TASKS TO COMPLETE:
A. Answer these questions about the article on Erica Lally's Fulbright year in Russia:
(i) According to the photo caption, who is Irina?
(ii) In which city did Lally spend her year as a Fulbright scholar?
(iii) What country was the family she danced with one evening from?
B. In the article on Erica Lally's Fulbright year in Russia, reproduce the stretch from "Living in Paradox" through "and ethnic groups.", renaming "Fulbright" as "exchange" wherever it occurs.
C. Write the passage that comes next in the article on Erica Lally's Fulbright year in Russia, beginning right after its final sentence.

SOURCE DOCUMENT:
┏━━

Living in Paradox
Erica Lally ’08 discovers Russia’s complexity during her Fulbright year
by Michelle Simmons
October 1, 2009
Erica Lally ’08 (right) with Irina, her host mother
Erica Lally ’08 is a collector of stories, each of which contains both treasures and losses. There’s the evening she and Russian friends spent with a family from Tajikistan “dancing, eating fried lamb fat and just genuinely enjoying each other’s company.”
It was “one of the most fun and memorable nights of my year here,” she says. “It was also a sobering reality check.”
During her year as a Fulbright scholar in Moscow, Lally recorded many such reality checks as she interviewed, worked beside and shared meals with Russians of all classes and ethnic groups.
Her project, to gather oral histories of the intelligentsia—an elite intellectual class dating back to before the Revolution of 1917—grew from her junior year at Dickinson’s study-abroad program at the Russian State University for the Humanities in Moscow. “I lived with a fantastic host mother, Irina Nikolaevna,” Lally recalls. “She would take me to the dacha [country house] with her, and I fell in love with the people and the place.”

┗━━

INFORMATION SUPPLIED:
┏━━

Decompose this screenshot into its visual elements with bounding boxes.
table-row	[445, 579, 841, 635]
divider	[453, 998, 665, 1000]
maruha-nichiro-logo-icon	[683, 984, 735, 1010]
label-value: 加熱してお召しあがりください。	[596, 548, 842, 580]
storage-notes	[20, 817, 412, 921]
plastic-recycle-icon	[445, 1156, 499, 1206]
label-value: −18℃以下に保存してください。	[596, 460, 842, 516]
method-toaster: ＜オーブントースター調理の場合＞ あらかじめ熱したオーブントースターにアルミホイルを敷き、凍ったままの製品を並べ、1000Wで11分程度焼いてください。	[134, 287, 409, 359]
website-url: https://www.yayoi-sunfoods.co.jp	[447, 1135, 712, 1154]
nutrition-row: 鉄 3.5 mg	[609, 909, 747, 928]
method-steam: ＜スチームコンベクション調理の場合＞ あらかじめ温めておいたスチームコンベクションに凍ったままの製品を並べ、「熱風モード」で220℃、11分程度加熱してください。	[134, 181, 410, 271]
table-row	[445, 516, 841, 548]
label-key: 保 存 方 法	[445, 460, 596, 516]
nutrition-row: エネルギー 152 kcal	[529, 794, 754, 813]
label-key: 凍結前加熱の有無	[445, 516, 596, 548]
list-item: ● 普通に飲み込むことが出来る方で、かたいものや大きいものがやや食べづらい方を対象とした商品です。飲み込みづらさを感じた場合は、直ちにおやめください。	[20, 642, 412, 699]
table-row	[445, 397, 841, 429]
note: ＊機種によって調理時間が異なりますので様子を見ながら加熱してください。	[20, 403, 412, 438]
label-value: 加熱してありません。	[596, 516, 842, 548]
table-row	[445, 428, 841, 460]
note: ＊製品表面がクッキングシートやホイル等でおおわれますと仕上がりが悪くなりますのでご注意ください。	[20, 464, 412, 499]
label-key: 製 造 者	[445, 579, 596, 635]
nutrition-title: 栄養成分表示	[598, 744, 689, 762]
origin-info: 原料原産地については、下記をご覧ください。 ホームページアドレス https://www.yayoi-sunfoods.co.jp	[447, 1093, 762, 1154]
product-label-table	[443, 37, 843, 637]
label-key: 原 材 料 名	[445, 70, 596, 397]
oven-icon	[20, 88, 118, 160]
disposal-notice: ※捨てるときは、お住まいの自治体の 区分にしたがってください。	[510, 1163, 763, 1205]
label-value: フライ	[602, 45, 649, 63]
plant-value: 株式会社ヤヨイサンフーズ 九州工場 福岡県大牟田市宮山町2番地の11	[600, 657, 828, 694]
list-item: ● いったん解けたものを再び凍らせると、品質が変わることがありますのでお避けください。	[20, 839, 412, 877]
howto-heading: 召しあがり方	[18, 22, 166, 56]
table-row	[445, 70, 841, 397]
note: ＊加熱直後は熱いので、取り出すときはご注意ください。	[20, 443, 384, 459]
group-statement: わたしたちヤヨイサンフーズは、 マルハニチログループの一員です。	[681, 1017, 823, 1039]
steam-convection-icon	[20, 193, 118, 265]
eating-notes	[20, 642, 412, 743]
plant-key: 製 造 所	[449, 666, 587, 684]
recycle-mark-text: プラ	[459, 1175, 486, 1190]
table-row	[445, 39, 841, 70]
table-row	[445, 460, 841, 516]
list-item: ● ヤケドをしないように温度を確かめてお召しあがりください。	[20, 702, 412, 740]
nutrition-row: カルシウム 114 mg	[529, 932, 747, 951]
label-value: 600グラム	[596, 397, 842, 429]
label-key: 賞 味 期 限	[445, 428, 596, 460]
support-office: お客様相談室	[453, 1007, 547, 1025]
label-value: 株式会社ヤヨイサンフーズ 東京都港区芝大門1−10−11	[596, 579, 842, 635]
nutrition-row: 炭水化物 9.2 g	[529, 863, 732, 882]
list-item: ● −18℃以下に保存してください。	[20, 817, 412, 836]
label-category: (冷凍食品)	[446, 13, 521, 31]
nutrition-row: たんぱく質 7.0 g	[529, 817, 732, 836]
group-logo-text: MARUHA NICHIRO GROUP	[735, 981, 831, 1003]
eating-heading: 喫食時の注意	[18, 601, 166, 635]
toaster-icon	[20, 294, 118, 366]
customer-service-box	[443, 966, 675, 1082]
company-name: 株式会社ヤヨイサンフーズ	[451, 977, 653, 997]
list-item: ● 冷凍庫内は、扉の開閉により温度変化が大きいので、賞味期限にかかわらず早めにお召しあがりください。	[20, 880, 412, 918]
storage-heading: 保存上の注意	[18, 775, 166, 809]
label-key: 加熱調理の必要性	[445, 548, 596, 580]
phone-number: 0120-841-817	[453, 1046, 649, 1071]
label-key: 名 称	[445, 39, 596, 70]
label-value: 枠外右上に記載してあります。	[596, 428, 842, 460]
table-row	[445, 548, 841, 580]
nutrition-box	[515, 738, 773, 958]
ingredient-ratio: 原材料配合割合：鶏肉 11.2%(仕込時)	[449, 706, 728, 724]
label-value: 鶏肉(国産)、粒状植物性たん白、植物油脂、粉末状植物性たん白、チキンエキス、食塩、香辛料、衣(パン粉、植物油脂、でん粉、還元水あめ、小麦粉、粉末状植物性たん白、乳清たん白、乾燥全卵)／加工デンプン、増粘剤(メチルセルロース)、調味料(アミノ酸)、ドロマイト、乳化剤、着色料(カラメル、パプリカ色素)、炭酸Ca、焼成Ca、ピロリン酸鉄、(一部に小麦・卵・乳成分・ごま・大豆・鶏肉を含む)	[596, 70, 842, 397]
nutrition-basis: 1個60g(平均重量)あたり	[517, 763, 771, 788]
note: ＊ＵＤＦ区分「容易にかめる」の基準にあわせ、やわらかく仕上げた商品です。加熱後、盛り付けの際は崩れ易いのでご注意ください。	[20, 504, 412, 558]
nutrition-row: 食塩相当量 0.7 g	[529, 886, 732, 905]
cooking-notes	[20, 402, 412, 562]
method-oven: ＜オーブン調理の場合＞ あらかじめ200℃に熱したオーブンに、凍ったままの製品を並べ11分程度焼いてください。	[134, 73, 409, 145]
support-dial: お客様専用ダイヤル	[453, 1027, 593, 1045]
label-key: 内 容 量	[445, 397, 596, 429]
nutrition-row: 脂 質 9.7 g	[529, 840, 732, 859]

┗━━

RESPONSES TO THE EXERCISE:
A.
(i) Her host mother.
(ii) Moscow.
(iii) Tajikistan.

B.
Living in Paradox
Erica Lally ’08 discovers Russia’s complexity during her exchange year
by Michelle Simmons
October 1, 2009
Erica Lally ’08 (right) with Irina, her host mother
Erica Lally ’08 is a collector of stories, each of which contains both treasures and losses. There’s the evening she and Russian friends spent with a family from Tajikistan “dancing, eating fried lamb fat and just genuinely enjoying each other’s company.”
It was “one of the most fun and memorable nights of my year here,” she says. “It was also a sobering reality check.”
During her year as a exchange scholar in Moscow, Lally recorded many such reality checks as she interviewed, worked beside and shared meals with Russians of all classes and ethnic groups.

C.
Karl Qualls, associate professor of history and one of Lally’s Fulbright application advisors, says that her research opens a window into a community undergoing significant political, economic and social change in post-Soviet Russia.
“This was a very privileged population,” he explains. “What she’s studying is both the history of this particular dacha and what happened after the Soviet period.”
Lally began her research two years ago, visiting archives in Moscow and interviewing a small group of highly educated Muscovites.
“One of the unusual aspects of this dacha community is that most of the people have lived there for three or more generations,” she says. “I find it absolutely incredible to be able to learn about the history of 20th-century Russia through the stories told by a few families.”
In May, Lally traveled with an international team from her Moscow church to the Pskov region in northern Russia to help build a house for a family in the village of Lapotovo, formerly a collective farm under the Soviet regime. And while she enjoyed her research and the dacha community, her trip to Lapotovo reminded her that she was “living in a bubble inside of a bubble.”
According to Lally, the village’s “reality is very different from the Muscovites I know—they are concerned with the financial markets, freedom of speech and where their child will go to school. Yevgeny Ivanovich—whose new house will still be smaller than most dachas—is concerned about having enough food and a warm place to live in the winter.”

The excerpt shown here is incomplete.